**Aim of the exercise:**
Select the lines that hold the word "color" and copy each one.

── Material provided ──

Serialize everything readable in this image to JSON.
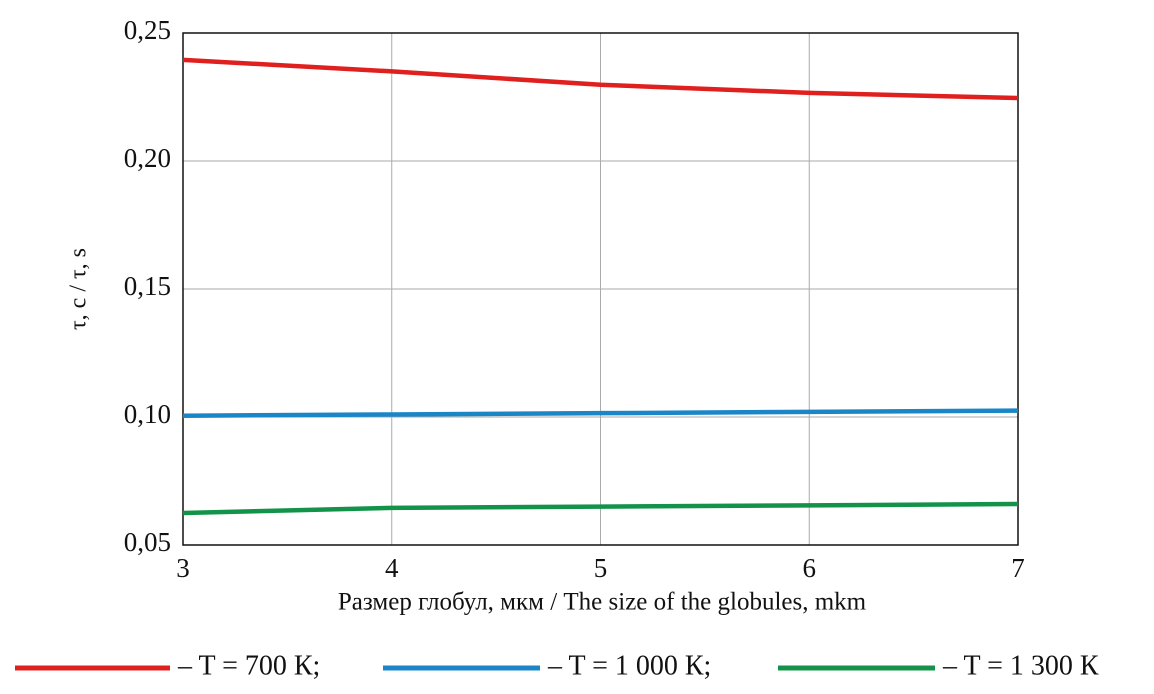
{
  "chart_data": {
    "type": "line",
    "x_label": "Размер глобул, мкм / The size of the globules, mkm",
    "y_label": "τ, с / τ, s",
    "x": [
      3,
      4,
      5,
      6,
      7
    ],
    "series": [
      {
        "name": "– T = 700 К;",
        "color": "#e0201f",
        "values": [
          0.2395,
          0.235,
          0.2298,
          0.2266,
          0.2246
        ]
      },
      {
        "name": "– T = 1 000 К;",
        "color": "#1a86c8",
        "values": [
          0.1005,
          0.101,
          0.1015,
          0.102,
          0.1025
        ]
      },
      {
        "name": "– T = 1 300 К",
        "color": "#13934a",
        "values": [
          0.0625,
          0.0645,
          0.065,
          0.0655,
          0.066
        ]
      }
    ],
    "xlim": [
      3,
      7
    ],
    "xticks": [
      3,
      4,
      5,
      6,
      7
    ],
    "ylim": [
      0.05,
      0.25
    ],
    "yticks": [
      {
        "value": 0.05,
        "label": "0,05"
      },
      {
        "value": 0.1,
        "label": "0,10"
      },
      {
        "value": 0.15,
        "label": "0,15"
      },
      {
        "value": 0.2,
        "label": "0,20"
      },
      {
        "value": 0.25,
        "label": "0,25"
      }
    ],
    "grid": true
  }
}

───

**Correct result:**
        "color": "#e0201f",
        "color": "#1a86c8",
        "color": "#13934a",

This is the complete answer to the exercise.